Work required
Work out how many lines of the listing hold "Edición", then state only that count.

____________

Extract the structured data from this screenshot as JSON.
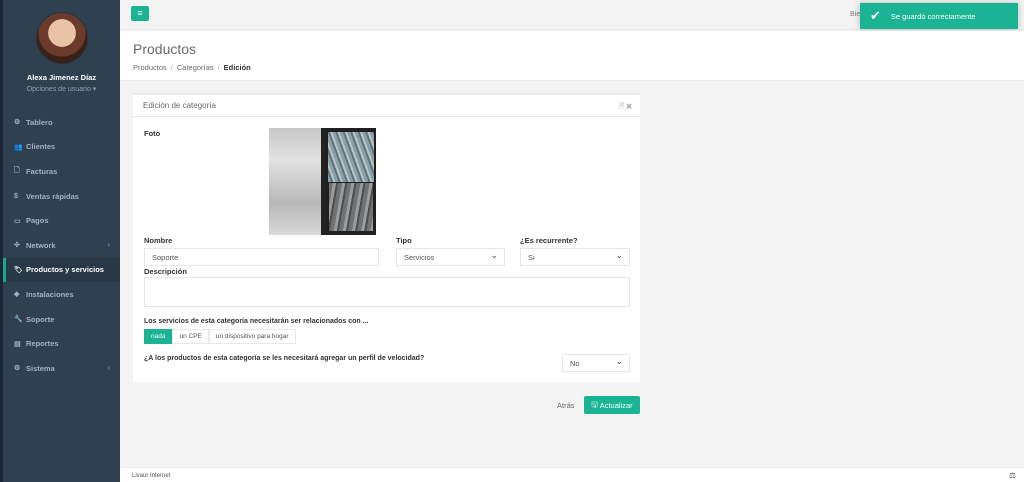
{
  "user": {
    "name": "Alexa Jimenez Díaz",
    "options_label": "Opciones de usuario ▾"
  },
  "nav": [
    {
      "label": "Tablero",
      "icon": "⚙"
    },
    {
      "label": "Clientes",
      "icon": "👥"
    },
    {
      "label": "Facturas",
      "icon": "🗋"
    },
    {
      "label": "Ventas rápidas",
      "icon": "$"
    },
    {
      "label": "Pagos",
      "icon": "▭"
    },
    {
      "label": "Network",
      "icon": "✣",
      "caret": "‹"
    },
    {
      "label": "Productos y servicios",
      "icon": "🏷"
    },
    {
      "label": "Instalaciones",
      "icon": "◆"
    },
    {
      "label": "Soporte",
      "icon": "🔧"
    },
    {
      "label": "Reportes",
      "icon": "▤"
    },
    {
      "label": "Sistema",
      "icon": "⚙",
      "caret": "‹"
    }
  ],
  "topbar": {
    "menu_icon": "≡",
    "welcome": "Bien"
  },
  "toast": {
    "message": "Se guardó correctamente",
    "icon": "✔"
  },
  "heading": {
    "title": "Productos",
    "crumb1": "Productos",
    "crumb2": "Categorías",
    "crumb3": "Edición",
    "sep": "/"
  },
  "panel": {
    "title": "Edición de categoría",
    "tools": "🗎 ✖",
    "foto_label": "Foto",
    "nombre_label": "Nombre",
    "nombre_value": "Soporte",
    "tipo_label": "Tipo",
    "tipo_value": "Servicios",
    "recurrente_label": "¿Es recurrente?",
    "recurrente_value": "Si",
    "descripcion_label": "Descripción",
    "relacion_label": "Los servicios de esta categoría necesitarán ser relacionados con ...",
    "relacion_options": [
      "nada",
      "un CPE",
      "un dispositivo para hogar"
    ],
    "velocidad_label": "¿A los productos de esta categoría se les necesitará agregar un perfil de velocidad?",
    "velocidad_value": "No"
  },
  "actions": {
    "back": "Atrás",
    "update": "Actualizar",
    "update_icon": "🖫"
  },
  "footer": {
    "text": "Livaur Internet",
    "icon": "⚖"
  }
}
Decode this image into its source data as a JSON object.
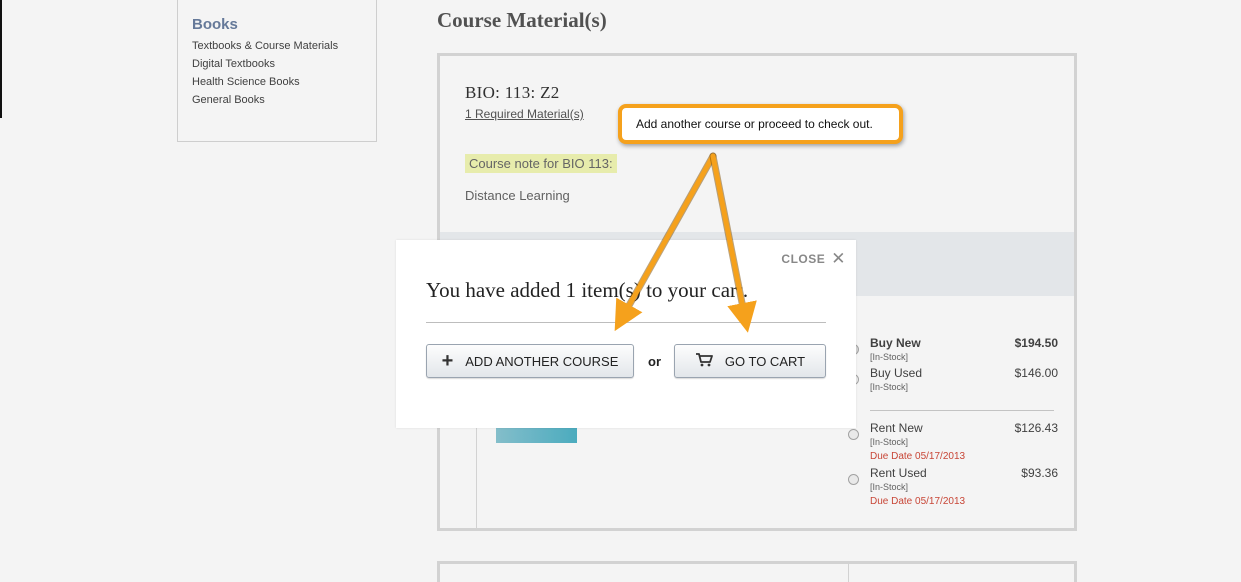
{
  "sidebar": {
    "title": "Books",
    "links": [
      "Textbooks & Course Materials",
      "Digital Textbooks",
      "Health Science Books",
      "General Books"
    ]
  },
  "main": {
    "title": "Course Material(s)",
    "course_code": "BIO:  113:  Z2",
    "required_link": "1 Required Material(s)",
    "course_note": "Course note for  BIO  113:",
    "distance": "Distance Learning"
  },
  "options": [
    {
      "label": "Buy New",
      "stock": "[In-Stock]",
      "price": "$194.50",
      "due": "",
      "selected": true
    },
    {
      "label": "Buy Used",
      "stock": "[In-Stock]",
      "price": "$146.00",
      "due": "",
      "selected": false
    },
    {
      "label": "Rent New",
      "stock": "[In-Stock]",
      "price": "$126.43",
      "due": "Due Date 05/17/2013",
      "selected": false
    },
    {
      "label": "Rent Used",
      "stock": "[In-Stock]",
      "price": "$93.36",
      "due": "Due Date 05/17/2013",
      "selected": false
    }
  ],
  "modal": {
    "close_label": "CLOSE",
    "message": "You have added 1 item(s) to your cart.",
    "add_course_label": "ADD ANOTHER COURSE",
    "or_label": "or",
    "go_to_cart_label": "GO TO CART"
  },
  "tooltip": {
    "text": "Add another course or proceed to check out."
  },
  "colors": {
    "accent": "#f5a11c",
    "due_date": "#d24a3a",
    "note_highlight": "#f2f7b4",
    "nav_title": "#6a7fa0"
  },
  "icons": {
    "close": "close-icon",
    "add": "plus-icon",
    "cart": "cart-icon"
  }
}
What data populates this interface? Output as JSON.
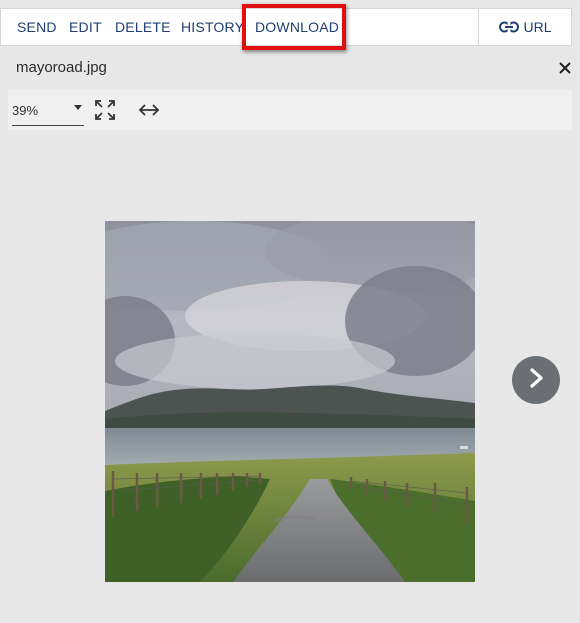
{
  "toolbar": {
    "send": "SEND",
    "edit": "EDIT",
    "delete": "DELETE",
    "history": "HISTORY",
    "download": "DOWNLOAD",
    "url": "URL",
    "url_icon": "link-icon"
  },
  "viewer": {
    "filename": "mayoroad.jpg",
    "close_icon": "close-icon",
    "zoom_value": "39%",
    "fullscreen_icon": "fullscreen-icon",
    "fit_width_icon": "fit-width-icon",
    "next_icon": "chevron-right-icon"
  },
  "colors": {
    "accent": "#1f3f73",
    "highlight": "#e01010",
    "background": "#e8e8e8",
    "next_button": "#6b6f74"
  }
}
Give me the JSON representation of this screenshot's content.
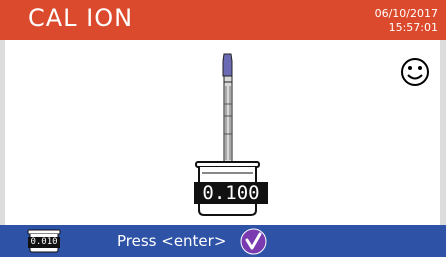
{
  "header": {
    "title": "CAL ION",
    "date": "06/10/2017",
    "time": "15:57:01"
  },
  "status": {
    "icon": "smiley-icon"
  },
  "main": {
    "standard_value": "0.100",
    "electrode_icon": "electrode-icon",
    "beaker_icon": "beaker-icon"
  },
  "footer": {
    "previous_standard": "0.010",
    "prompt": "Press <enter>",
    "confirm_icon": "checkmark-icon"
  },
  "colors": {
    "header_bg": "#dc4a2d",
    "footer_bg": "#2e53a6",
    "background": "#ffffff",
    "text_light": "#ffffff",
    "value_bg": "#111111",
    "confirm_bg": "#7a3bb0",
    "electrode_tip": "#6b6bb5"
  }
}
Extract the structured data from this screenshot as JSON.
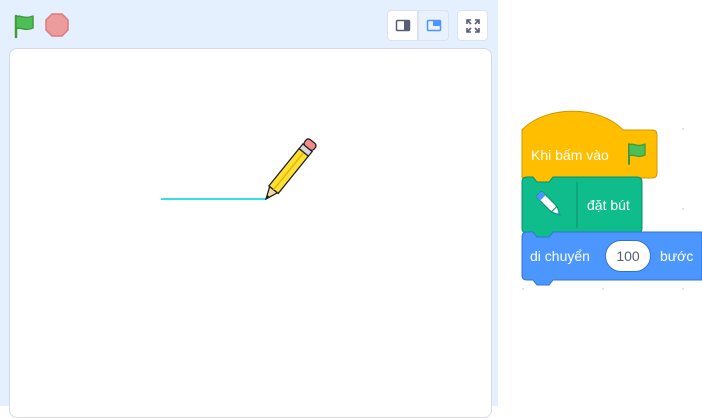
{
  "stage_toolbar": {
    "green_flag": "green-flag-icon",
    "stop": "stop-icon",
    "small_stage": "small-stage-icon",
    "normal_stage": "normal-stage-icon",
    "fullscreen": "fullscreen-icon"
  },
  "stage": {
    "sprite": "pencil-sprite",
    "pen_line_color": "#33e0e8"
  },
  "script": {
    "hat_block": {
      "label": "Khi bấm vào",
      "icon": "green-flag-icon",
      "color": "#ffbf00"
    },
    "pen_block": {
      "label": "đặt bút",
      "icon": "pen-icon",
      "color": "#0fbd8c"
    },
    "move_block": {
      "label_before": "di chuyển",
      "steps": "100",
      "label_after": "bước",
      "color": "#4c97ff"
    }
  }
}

____________

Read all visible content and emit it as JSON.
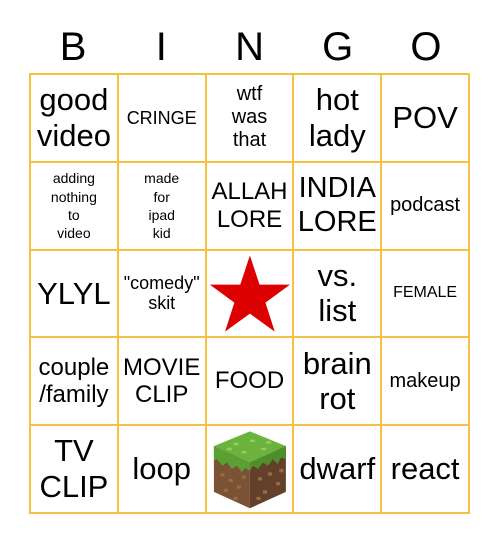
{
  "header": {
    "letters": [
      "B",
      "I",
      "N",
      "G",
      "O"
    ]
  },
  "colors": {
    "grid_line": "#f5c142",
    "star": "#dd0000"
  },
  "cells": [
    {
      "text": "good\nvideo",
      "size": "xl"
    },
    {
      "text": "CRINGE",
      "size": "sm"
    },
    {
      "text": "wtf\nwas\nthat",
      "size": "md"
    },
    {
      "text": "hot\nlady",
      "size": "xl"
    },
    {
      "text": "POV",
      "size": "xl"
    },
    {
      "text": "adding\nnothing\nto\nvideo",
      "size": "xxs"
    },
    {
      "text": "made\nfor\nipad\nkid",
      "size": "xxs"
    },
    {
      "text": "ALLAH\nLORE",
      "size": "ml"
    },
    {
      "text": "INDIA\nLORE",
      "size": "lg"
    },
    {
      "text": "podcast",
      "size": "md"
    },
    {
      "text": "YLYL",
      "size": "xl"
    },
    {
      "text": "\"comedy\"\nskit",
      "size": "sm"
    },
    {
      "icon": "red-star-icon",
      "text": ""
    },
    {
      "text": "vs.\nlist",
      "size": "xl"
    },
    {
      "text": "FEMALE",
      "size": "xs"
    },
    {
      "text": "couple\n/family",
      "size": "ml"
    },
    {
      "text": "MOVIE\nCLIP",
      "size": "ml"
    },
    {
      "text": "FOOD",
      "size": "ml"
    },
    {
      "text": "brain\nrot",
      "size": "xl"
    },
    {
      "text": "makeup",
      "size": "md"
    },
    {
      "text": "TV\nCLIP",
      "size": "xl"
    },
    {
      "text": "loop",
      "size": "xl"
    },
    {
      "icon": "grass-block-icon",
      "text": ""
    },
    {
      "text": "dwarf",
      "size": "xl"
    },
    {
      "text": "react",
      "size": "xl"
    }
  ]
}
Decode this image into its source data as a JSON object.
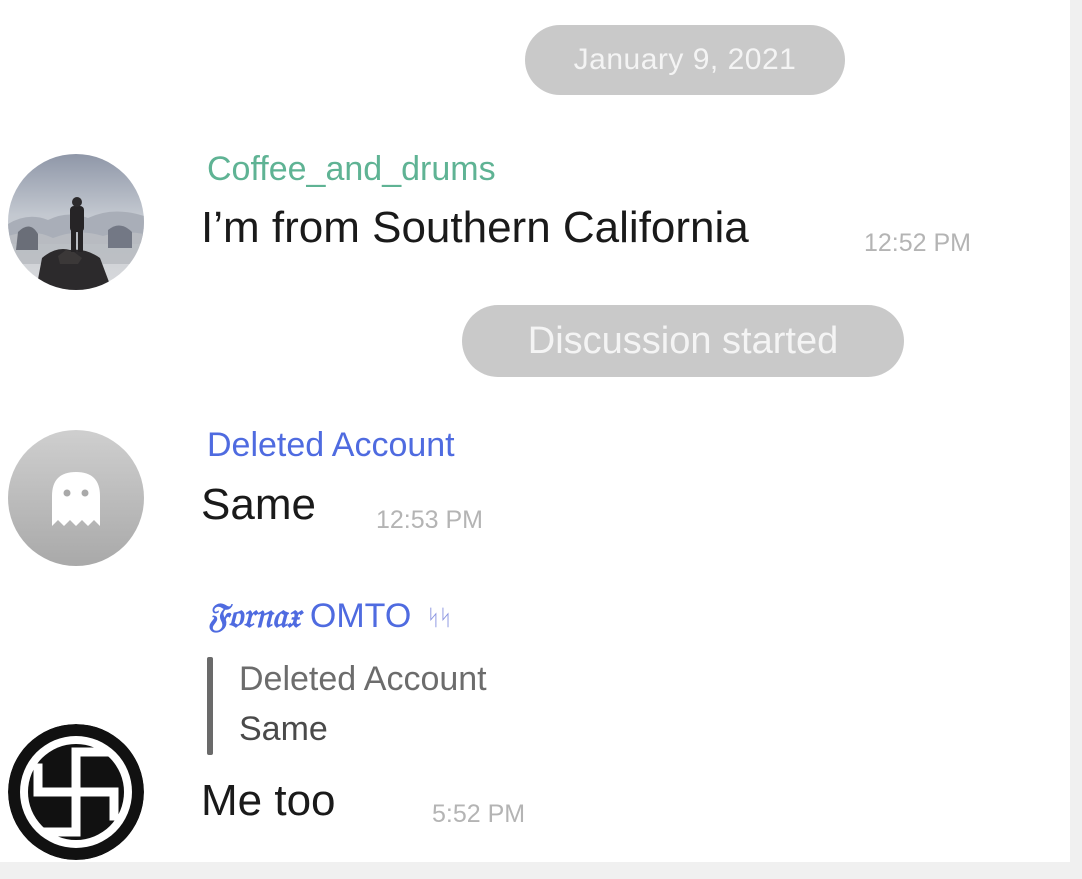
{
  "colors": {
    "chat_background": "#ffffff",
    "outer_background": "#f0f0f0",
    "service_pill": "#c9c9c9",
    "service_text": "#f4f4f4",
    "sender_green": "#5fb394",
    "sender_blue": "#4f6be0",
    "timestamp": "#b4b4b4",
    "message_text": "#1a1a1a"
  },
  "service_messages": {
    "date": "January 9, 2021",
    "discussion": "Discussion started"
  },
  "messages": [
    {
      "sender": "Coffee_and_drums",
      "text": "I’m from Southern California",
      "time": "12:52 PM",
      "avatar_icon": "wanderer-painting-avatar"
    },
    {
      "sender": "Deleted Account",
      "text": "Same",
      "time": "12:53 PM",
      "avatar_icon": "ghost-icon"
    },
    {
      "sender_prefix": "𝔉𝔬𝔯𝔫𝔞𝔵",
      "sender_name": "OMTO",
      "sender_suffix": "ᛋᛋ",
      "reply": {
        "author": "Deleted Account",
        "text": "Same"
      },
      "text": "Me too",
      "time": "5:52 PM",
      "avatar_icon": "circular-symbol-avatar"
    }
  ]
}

____________

Complete output
2